====== DATA IN THIS EXERCISE

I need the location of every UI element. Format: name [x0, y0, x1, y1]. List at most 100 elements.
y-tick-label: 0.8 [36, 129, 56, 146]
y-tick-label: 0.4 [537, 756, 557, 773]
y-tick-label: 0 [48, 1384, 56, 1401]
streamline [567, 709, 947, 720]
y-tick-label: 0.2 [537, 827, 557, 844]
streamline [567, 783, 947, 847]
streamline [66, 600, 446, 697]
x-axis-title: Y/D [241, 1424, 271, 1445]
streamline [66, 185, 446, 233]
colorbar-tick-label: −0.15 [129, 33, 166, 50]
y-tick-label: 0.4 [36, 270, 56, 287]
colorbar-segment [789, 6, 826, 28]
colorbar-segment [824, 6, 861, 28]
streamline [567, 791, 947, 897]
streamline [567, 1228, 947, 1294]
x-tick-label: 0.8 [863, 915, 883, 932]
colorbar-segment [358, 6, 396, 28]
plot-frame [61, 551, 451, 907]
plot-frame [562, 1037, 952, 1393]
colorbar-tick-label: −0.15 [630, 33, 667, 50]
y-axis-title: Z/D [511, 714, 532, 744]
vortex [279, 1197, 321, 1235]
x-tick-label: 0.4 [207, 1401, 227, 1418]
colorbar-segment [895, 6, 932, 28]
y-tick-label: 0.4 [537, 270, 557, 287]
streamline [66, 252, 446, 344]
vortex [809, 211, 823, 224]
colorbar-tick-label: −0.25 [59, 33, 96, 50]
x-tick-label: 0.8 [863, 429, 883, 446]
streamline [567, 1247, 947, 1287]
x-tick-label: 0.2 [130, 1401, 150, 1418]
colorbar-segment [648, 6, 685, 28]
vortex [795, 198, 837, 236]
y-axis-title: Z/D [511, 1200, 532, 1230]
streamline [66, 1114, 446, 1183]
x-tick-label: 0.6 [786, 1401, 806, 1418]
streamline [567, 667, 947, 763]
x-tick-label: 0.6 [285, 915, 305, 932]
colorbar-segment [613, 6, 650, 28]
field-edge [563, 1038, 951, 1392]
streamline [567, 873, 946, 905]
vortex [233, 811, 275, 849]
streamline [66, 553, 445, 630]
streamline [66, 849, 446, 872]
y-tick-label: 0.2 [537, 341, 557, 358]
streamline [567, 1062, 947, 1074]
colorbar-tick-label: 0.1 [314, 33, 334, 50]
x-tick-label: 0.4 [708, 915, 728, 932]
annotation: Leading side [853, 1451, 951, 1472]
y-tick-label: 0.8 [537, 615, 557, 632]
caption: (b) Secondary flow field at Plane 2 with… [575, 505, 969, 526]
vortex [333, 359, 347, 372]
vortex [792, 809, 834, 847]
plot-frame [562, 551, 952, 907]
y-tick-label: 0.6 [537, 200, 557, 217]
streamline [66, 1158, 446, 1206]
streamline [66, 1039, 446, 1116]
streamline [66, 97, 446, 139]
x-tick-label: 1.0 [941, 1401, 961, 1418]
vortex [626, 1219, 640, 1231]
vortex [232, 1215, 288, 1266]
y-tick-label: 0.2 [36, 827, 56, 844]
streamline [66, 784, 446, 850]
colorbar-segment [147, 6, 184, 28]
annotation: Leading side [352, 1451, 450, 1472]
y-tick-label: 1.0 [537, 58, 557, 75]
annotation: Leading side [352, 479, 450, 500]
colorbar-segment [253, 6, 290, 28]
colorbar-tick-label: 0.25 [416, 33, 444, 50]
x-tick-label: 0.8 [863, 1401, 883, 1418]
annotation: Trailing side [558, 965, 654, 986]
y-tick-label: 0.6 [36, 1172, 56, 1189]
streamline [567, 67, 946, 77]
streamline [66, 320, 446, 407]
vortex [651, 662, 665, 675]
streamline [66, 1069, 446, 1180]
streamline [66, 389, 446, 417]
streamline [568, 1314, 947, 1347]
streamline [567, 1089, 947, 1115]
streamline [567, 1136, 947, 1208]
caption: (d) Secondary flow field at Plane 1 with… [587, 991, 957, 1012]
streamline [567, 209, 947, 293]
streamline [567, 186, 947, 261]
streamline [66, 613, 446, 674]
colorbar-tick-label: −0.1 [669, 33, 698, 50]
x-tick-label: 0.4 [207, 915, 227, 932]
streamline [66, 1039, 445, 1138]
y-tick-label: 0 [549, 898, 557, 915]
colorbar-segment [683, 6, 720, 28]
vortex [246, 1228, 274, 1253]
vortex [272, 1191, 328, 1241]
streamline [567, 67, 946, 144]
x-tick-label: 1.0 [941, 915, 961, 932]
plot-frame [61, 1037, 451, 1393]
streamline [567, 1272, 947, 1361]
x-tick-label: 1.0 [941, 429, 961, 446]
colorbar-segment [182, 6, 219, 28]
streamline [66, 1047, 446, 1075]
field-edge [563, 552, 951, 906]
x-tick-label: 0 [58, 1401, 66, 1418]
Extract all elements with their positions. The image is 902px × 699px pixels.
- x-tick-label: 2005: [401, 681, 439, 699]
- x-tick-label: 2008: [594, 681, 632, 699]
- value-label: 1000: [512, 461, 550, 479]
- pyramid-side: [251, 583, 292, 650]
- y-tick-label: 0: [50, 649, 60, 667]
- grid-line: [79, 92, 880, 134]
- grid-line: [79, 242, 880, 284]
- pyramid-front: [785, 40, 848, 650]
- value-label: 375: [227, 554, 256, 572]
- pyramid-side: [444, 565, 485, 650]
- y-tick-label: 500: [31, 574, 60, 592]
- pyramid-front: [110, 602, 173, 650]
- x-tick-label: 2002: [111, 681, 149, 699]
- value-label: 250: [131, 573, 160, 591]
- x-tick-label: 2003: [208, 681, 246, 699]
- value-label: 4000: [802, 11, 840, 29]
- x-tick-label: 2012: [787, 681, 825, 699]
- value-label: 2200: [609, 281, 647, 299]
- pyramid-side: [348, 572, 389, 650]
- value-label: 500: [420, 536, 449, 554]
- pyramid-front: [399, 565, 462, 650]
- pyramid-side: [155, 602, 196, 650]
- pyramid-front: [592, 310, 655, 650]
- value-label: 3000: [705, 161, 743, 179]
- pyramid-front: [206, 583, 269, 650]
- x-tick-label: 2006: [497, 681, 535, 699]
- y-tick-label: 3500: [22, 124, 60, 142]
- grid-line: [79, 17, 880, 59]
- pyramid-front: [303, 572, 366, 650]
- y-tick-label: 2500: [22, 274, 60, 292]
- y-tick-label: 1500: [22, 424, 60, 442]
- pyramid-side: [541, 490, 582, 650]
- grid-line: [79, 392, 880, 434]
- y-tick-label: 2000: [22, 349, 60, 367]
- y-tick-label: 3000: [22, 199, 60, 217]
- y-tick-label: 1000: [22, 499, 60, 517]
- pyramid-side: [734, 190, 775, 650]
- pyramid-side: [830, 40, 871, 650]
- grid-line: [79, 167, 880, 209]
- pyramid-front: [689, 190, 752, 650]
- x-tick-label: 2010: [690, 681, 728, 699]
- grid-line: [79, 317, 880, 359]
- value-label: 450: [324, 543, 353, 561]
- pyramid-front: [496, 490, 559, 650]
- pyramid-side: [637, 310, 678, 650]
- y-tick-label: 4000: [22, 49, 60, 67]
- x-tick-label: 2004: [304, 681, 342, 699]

============

* THE EXERCISE *
Copy out, without any change, everything from the first line of the listing down to the line that contains "colorbar-segment [895, 6, 932, 28]", including both of those lines.

* ANSWER FOR THE TASK *
I need the location of every UI element. Format: name [x0, y0, x1, y1]. List at most 100 elements.
y-tick-label: 0.8 [36, 129, 56, 146]
y-tick-label: 0.4 [537, 756, 557, 773]
y-tick-label: 0 [48, 1384, 56, 1401]
streamline [567, 709, 947, 720]
y-tick-label: 0.2 [537, 827, 557, 844]
streamline [567, 783, 947, 847]
streamline [66, 600, 446, 697]
x-axis-title: Y/D [241, 1424, 271, 1445]
streamline [66, 185, 446, 233]
colorbar-tick-label: −0.15 [129, 33, 166, 50]
y-tick-label: 0.4 [36, 270, 56, 287]
colorbar-segment [789, 6, 826, 28]
colorbar-segment [824, 6, 861, 28]
streamline [567, 791, 947, 897]
streamline [567, 1228, 947, 1294]
x-tick-label: 0.8 [863, 915, 883, 932]
colorbar-segment [358, 6, 396, 28]
plot-frame [61, 551, 451, 907]
plot-frame [562, 1037, 952, 1393]
colorbar-tick-label: −0.15 [630, 33, 667, 50]
y-axis-title: Z/D [511, 714, 532, 744]
vortex [279, 1197, 321, 1235]
x-tick-label: 0.4 [207, 1401, 227, 1418]
colorbar-segment [895, 6, 932, 28]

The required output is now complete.